[Aim]
Repeat every entry word for word, but leave the images out of your copy.

[Data to use]
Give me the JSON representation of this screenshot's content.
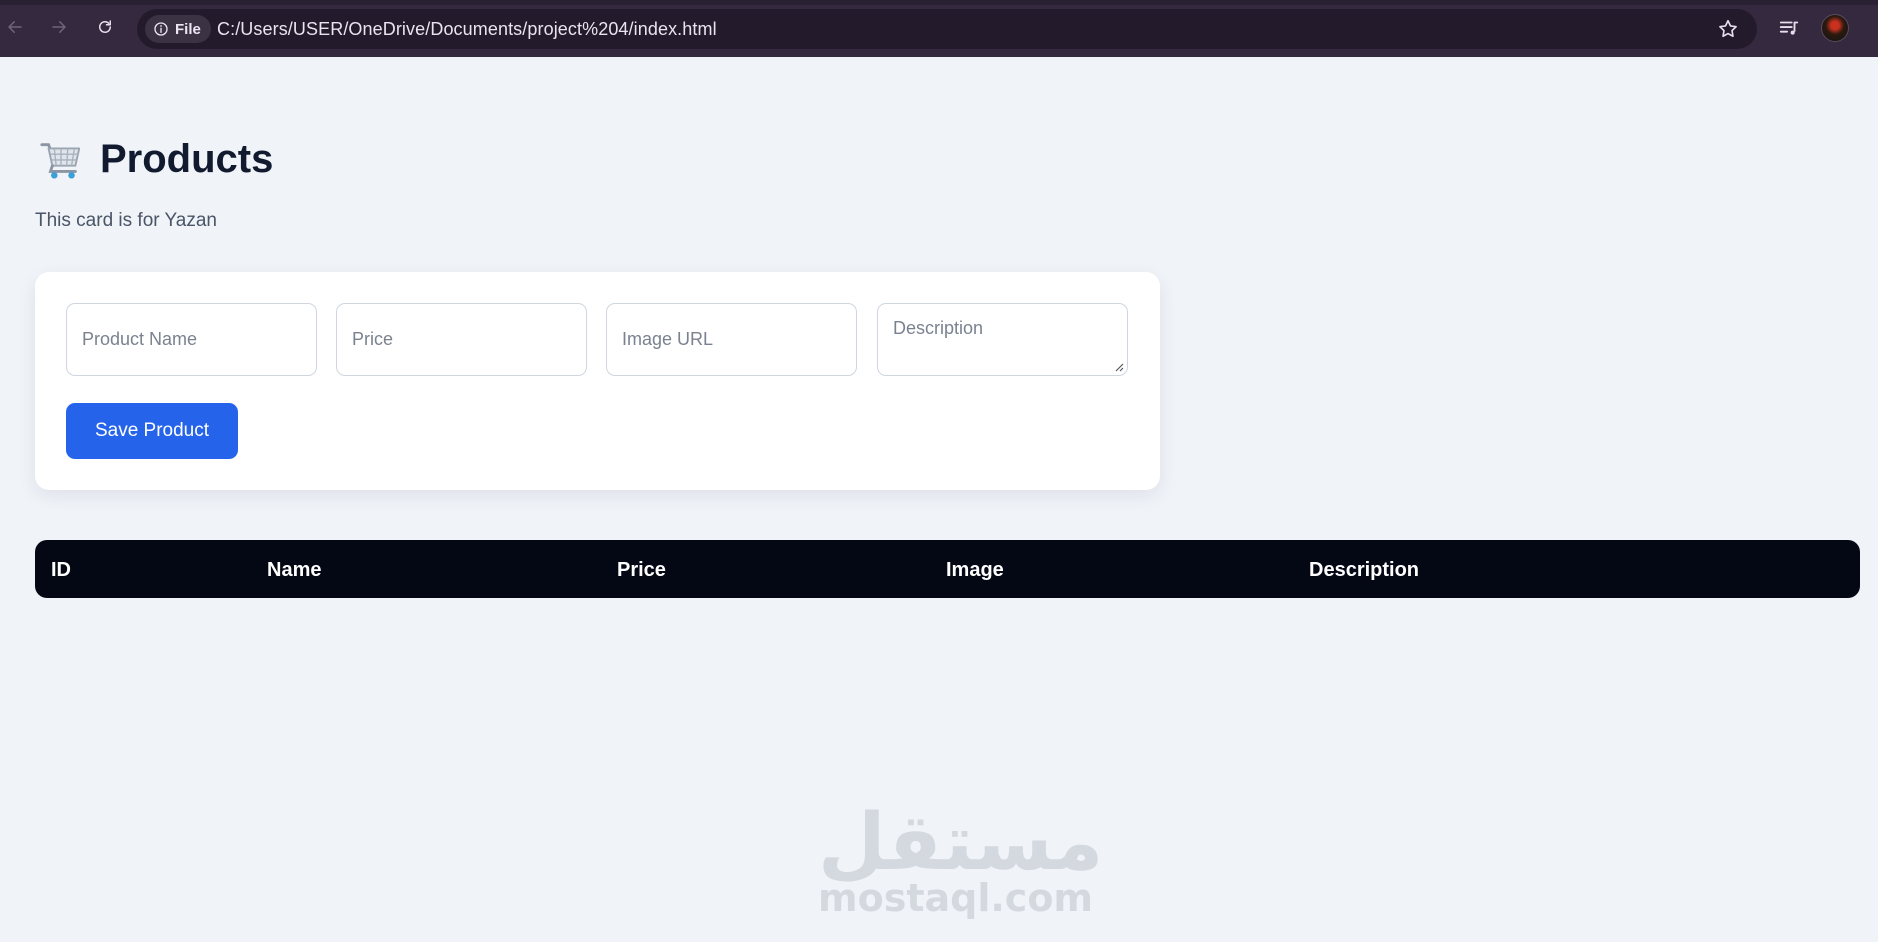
{
  "browser": {
    "chip_label": "File",
    "url": "C:/Users/USER/OneDrive/Documents/project%204/index.html"
  },
  "page": {
    "title": "Products",
    "subtitle": "This card is for Yazan"
  },
  "form": {
    "product_name_placeholder": "Product Name",
    "price_placeholder": "Price",
    "image_url_placeholder": "Image URL",
    "description_placeholder": "Description",
    "save_label": "Save Product"
  },
  "table": {
    "columns": [
      "ID",
      "Name",
      "Price",
      "Image",
      "Description"
    ]
  },
  "watermark": {
    "arabic": "مستقل",
    "latin": "mostaql.com"
  },
  "colors": {
    "accent": "#2563eb",
    "table_header": "#040714",
    "page_bg": "#f0f3f8",
    "chrome_bg": "#35293f"
  }
}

[Answer to the task]
Give me the JSON representation of this screenshot's content.
{
  "browser": {
    "chip_label": "File",
    "url": "C:/Users/USER/OneDrive/Documents/project%204/index.html"
  },
  "page": {
    "title": "Products",
    "subtitle": "This card is for Yazan"
  },
  "form": {
    "product_name_placeholder": "Product Name",
    "price_placeholder": "Price",
    "image_url_placeholder": "Image URL",
    "description_placeholder": "Description",
    "save_label": "Save Product"
  },
  "table": {
    "columns": [
      "ID",
      "Name",
      "Price",
      "Image",
      "Description"
    ]
  },
  "watermark": {
    "arabic": "مستقل",
    "latin": "mostaql.com"
  },
  "colors": {
    "accent": "#2563eb",
    "table_header": "#040714",
    "page_bg": "#f0f3f8",
    "chrome_bg": "#35293f"
  }
}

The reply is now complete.